Instruction
Determine the number of lines in the listing below where the string "пункт" occurs; answer with the number alone.

----

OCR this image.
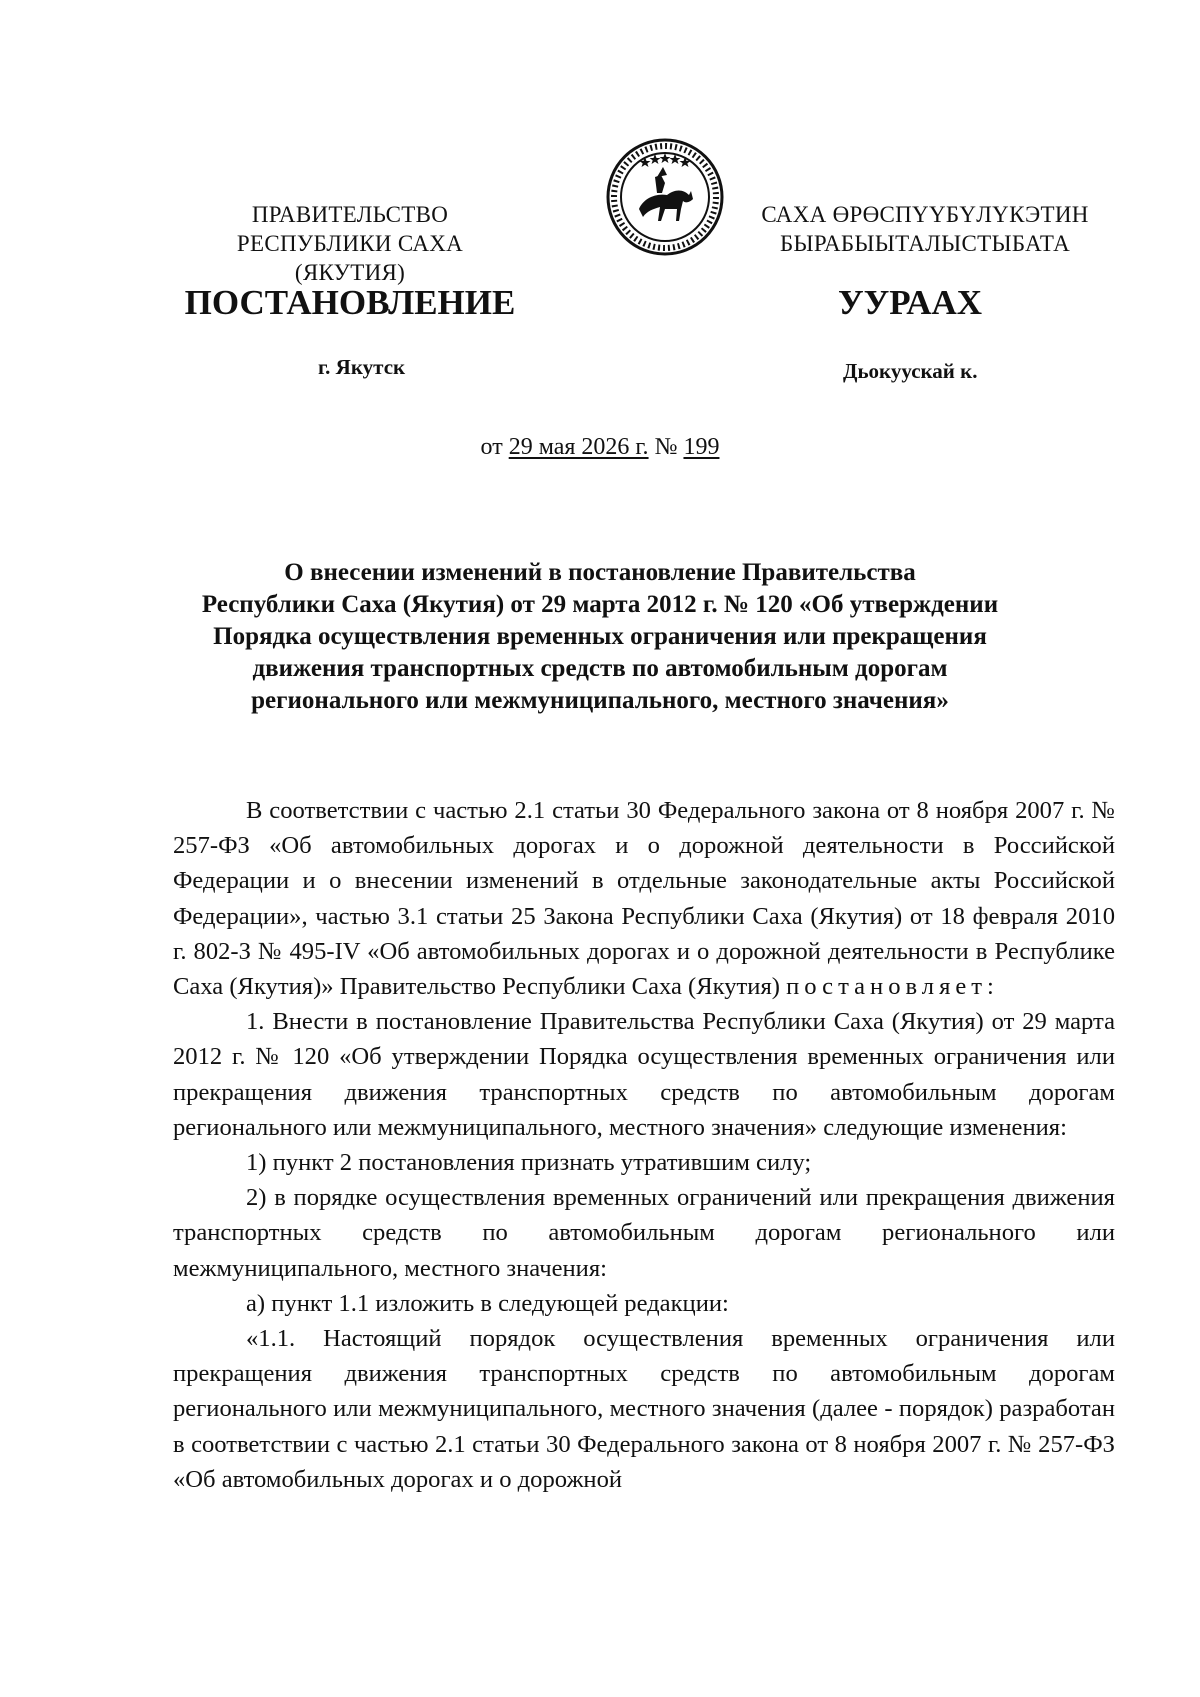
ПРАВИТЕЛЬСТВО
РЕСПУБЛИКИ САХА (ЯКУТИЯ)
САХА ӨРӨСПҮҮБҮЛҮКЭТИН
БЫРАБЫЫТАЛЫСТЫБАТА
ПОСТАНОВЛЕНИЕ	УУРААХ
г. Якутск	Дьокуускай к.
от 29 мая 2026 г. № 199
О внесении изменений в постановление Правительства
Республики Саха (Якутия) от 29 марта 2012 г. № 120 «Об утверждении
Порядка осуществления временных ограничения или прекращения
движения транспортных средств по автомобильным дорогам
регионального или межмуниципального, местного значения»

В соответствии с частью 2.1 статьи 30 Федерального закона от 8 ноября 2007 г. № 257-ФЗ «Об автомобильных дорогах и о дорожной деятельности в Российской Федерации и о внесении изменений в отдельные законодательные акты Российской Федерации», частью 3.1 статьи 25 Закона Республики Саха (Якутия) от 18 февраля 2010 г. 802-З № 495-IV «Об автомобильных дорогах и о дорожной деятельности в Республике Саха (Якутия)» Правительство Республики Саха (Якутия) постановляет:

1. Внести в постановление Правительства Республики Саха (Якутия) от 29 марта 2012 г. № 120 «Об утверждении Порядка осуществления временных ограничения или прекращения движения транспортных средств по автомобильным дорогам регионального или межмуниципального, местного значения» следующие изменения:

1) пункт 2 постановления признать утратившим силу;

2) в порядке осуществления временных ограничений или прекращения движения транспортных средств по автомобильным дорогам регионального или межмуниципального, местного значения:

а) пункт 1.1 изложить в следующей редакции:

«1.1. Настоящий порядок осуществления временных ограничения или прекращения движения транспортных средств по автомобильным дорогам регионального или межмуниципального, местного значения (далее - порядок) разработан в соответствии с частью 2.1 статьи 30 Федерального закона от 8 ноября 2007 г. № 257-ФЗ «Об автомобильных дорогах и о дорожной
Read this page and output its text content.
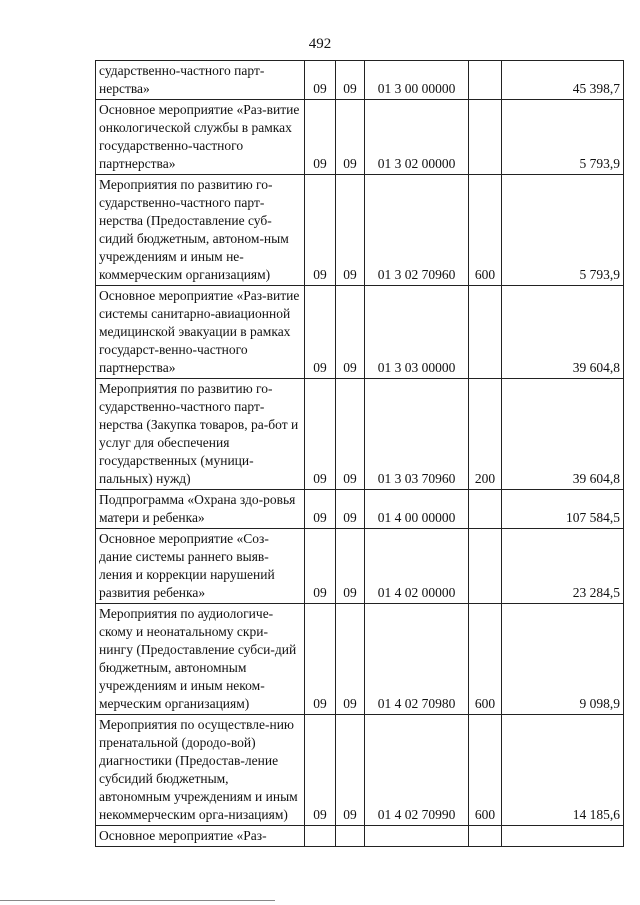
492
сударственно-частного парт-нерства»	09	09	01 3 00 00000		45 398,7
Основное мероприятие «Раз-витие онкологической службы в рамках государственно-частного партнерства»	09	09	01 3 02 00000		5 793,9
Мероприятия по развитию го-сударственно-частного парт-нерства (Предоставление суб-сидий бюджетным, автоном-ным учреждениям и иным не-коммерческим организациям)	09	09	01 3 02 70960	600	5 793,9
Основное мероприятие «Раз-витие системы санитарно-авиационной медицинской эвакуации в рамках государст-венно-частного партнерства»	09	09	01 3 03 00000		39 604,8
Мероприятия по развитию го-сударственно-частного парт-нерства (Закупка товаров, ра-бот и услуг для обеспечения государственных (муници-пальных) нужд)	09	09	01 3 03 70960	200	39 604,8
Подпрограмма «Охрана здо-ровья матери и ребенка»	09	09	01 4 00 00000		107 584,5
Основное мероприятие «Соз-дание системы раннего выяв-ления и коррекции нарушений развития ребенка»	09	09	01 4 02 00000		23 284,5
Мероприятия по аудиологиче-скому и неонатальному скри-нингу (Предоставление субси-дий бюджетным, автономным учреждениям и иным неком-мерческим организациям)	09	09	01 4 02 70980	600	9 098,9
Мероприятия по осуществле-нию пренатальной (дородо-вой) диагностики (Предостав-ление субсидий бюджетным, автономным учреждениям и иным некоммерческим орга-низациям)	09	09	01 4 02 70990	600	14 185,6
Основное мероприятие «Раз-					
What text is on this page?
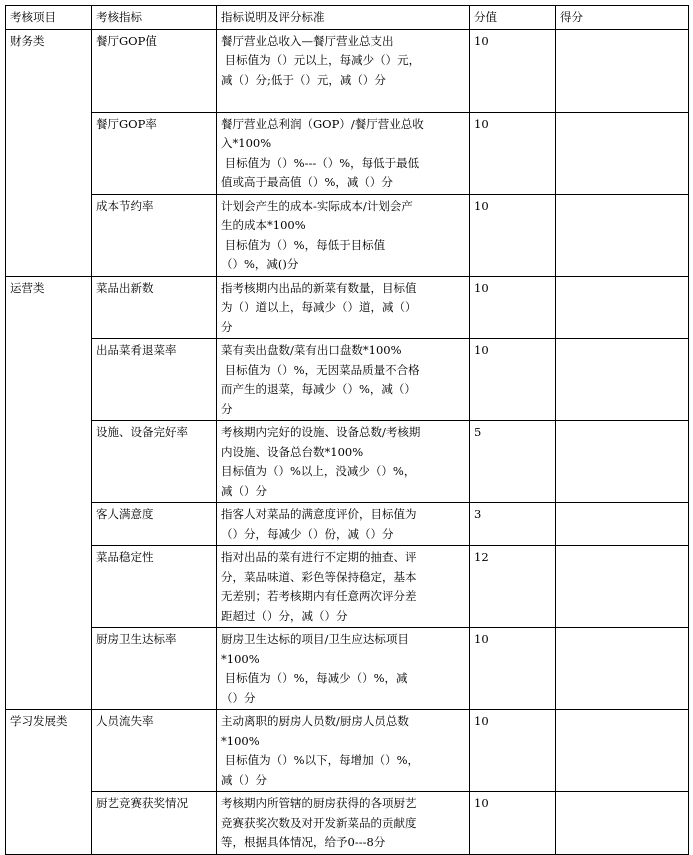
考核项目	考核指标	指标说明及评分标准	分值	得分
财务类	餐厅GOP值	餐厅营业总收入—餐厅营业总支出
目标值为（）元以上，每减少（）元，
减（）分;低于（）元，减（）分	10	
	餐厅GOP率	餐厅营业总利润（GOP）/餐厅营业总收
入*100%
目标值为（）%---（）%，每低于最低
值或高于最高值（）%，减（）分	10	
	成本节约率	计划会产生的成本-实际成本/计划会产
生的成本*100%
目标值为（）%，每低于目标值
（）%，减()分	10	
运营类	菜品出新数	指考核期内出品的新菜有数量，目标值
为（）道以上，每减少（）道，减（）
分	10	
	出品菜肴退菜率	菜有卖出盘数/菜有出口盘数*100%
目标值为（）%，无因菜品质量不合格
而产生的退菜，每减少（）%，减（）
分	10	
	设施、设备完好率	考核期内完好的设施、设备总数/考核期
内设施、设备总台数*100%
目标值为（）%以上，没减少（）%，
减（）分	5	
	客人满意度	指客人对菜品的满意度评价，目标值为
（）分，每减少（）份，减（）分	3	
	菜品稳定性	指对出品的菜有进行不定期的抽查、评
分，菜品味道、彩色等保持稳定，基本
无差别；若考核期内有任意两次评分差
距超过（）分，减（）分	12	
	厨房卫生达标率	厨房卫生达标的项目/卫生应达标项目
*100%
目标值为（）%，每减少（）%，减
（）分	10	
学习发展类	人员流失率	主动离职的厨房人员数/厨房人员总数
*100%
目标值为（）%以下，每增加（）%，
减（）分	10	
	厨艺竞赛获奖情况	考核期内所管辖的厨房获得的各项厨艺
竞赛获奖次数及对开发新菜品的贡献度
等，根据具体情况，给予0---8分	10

----

Exercise response
2